▶ WHAT YOU SHOULD DO: Render every line of the listing below as a JSON list of strings, one string per line, skipping blank lines and omitting the picture.

Collected data entries:
----------------------------------------
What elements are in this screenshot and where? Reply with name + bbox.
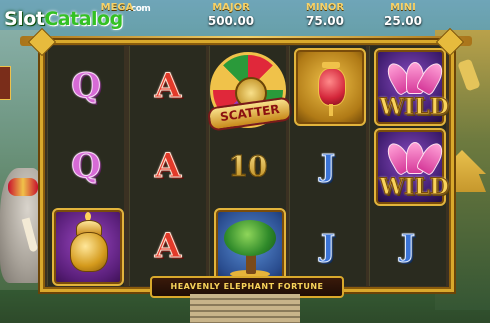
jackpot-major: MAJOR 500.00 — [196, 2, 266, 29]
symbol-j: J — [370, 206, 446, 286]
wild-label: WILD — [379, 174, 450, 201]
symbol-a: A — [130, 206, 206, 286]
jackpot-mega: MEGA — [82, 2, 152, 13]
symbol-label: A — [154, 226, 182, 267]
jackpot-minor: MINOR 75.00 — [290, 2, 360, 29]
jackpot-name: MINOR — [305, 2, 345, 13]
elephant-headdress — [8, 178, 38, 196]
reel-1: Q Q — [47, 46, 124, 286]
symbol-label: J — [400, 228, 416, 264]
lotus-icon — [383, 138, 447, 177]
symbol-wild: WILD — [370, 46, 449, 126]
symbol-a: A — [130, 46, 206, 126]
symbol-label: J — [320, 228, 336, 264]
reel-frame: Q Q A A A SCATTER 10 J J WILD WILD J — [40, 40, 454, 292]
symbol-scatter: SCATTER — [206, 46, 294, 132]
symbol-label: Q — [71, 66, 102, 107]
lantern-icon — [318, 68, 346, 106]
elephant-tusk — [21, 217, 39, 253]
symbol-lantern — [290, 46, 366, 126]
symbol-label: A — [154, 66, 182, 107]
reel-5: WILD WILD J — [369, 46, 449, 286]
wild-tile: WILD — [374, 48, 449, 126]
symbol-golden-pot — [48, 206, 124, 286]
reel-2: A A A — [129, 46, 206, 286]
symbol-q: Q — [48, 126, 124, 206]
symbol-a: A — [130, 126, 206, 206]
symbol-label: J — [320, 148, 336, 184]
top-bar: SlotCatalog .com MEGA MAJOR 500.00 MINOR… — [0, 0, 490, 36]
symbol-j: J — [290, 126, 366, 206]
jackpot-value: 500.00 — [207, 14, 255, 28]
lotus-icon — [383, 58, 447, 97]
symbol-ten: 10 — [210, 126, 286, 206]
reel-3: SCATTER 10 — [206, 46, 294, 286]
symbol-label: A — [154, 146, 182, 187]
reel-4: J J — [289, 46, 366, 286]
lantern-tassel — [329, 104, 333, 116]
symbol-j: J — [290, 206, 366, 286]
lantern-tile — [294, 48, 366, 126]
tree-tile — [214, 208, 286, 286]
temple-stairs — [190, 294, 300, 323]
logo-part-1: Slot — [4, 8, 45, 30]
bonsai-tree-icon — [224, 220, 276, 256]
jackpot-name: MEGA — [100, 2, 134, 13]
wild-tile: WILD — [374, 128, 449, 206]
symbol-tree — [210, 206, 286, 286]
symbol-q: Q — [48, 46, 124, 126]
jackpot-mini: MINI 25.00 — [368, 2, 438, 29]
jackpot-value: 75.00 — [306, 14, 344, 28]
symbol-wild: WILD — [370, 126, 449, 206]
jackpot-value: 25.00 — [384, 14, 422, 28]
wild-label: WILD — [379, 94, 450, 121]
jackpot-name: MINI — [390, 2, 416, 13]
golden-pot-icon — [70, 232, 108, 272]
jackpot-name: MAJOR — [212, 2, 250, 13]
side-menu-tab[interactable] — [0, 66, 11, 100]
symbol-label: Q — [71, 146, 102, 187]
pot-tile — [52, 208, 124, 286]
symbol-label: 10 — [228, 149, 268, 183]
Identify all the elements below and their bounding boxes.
----------------------------------------
▶ RESULT FOR THIS EXERCISE:
[
  "What elements are in this screenshot and where? Reply with name + bbox.",
  "jackpot-major: MAJOR 500.00 — [196, 2, 266, 29]",
  "symbol-j: J — [370, 206, 446, 286]",
  "wild-label: WILD — [379, 174, 450, 201]",
  "symbol-a: A — [130, 206, 206, 286]",
  "jackpot-mega: MEGA — [82, 2, 152, 13]",
  "symbol-label: A — [154, 226, 182, 267]",
  "jackpot-minor: MINOR 75.00 — [290, 2, 360, 29]",
  "jackpot-name: MINOR — [305, 2, 345, 13]",
  "elephant-headdress — [8, 178, 38, 196]",
  "reel-1: Q Q — [47, 46, 124, 286]",
  "symbol-label: J — [400, 228, 416, 264]",
  "lotus-icon — [383, 138, 447, 177]",
  "symbol-wild: WILD — [370, 46, 449, 126]",
  "symbol-a: A — [130, 46, 206, 126]",
  "symbol-label: J — [320, 228, 336, 264]",
  "reel-frame: Q Q A A A SCATTER 10 J J WILD WILD J — [40, 40, 454, 292]",
  "symbol-scatter: SCATTER — [206, 46, 294, 132]",
  "symbol-label: Q — [71, 66, 102, 107]",
  "lantern-icon — [318, 68, 346, 106]",
  "elephant-tusk — [21, 217, 39, 253]",
  "symbol-lantern — [290, 46, 366, 126]",
  "symbol-label: A — [154, 66, 182, 107]",
  "reel-5: WILD WILD J — [369, 46, 449, 286]",
  "wild-tile: WILD — [374, 48, 449, 126]",
  "symbol-golden-pot — [48, 206, 124, 286]",
  "reel-2: A A A — [129, 46, 206, 286]",
  "symbol-q: Q — [48, 126, 124, 206]",
  "symbol-a: A — [130, 126, 206, 206]",
  "symbol-label: J — [320, 148, 336, 184]",
  "top-bar: SlotCatalog .com MEGA MAJOR 500.00 MINOR… — [0, 0, 490, 36]",
  "symbol-j: J — [290, 126, 366, 206]",
  "jackpot-value: 500.00 — [207, 14, 255, 28]",
  "lotus-icon — [383, 58, 447, 97]",
  "symbol-ten: 10 — [210, 126, 286, 206]",
  "reel-3: SCATTER 10 — [206, 46, 294, 286]",
  "symbol-label: A — [154, 146, 182, 187]",
  "reel-4: J J — [289, 46, 366, 286]",
  "lantern-tassel — [329, 104, 333, 116]",
  "symbol-j: J — [290, 206, 366, 286]",
  "lantern-tile — [294, 48, 366, 126]",
  "tree-tile — [214, 208, 286, 286]",
  "temple-stairs — [190, 294, 300, 323]",
  "logo-part-1: Slot — [4, 8, 45, 30]",
  "bonsai-tree-icon — [224, 220, 276, 256]",
  "jackpot-name: MEGA — [100, 2, 134, 13]",
  "wild-tile: WILD — [374, 128, 449, 206]",
  "symbol-tree — [210, 206, 286, 286]",
  "symbol-q: Q — [48, 46, 124, 126]",
  "jackpot-mini: MINI 25.00 — [368, 2, 438, 29]",
  "jackpot-value: 75.00 — [306, 14, 344, 28]",
  "symbol-wild: WILD — [370, 126, 449, 206]",
  "jackpot-value: 25.00 — [384, 14, 422, 28]",
  "wild-label: WILD — [379, 94, 450, 121]",
  "jackpot-name: MINI — [390, 2, 416, 13]",
  "golden-pot-icon — [70, 232, 108, 272]",
  "jackpot-name: MAJOR — [212, 2, 250, 13]",
  "side-menu-tab[interactable] — [0, 66, 11, 100]",
  "symbol-label: Q — [71, 146, 102, 187]",
  "pot-tile — [52, 208, 124, 286]",
  "symbol-label: 10 — [228, 149, 268, 183]",
  "Identify all the elements below and their bounding boxes."
]